• [Exercise prompt]:
Scan the material and copy every line in which "name" appears.

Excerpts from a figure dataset
○ ○ ○ ○

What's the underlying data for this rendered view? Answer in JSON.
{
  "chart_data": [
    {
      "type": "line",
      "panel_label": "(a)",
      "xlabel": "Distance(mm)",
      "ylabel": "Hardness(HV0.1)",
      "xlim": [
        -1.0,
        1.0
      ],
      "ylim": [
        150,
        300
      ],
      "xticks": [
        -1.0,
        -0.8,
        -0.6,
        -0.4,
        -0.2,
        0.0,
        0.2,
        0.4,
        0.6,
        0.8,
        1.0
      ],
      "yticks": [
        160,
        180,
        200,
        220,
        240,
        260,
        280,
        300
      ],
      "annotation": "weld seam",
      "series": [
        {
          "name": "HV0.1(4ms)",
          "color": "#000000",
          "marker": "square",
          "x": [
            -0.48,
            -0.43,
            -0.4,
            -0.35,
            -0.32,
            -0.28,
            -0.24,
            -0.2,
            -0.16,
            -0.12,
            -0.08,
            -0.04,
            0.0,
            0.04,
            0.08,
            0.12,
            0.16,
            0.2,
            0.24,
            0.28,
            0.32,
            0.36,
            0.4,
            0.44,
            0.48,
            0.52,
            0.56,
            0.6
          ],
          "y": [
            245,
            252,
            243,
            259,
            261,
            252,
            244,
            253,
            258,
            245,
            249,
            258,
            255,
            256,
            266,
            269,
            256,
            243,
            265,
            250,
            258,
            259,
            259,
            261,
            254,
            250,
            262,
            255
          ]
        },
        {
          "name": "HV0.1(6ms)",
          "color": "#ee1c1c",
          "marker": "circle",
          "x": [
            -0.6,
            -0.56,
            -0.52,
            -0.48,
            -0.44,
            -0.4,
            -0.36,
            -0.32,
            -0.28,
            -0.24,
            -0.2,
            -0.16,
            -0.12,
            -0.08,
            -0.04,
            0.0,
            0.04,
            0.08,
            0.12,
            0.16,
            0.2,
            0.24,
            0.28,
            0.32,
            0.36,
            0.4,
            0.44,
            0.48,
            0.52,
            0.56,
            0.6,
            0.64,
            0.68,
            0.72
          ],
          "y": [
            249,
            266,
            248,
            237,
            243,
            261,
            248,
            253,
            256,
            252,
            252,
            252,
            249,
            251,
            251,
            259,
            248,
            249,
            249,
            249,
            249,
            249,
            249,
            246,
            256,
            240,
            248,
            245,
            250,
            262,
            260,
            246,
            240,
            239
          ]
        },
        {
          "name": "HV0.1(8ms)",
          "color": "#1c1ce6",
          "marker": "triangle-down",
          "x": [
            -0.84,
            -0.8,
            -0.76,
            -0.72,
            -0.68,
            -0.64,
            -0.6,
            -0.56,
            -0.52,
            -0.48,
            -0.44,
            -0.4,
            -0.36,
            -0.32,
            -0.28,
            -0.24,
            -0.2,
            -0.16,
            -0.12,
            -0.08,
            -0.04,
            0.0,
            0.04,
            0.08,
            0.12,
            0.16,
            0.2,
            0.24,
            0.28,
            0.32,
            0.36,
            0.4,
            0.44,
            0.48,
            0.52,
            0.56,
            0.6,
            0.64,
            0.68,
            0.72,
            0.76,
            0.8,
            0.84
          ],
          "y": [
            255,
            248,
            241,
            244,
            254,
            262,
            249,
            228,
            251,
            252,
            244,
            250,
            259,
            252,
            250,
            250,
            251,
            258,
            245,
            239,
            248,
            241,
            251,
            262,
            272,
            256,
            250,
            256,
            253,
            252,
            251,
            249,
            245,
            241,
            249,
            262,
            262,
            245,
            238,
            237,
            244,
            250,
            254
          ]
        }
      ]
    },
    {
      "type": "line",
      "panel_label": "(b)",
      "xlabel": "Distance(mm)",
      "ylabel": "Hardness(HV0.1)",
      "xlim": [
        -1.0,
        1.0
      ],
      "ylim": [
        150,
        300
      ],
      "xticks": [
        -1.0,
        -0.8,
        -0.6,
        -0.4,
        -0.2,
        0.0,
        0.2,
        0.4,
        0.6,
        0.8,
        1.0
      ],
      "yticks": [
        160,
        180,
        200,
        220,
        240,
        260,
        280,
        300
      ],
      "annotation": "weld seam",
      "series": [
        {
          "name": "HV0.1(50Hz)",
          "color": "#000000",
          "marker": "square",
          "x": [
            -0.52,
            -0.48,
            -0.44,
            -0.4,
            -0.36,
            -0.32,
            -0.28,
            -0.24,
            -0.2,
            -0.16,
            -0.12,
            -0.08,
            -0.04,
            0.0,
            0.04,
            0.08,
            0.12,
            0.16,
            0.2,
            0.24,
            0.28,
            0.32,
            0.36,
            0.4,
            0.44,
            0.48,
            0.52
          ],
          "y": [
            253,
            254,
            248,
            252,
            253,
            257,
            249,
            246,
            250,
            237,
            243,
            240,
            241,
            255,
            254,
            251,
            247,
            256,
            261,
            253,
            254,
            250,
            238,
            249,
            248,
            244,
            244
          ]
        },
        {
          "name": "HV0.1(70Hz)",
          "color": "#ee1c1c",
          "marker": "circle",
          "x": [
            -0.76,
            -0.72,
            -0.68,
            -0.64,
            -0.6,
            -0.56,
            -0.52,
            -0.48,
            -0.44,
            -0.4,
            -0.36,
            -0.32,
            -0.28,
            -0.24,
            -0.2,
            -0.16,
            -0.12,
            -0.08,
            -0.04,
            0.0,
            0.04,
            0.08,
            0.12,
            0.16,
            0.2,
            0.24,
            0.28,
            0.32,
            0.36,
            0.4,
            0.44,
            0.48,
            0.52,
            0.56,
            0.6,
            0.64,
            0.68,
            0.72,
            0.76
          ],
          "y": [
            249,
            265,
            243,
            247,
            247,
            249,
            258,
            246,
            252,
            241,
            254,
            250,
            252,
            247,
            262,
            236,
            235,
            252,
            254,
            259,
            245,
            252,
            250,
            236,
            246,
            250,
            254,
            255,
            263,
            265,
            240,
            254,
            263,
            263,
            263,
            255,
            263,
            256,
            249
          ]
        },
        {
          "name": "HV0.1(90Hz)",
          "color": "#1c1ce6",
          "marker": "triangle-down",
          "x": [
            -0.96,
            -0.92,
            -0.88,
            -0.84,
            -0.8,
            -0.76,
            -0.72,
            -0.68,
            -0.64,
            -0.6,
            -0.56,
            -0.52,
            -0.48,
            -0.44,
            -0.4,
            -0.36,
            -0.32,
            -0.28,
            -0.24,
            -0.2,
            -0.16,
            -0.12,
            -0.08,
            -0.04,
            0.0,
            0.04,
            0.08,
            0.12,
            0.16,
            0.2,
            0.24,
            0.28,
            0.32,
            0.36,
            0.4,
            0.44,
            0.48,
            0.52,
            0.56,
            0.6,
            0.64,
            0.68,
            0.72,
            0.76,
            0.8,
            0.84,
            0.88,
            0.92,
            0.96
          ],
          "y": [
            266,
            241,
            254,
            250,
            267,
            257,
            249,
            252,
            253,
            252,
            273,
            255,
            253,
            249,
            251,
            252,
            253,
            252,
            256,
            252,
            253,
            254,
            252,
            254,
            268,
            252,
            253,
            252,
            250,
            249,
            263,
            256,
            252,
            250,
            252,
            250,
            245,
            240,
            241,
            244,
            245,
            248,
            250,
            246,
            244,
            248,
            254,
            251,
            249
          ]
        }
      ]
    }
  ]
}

○ ○ ○ ○

• [Output of the task]:
          "name": "HV0.1(4ms)",
          "name": "HV0.1(6ms)",
          "name": "HV0.1(8ms)",
          "name": "HV0.1(50Hz)",
          "name": "HV0.1(70Hz)",
          "name": "HV0.1(90Hz)",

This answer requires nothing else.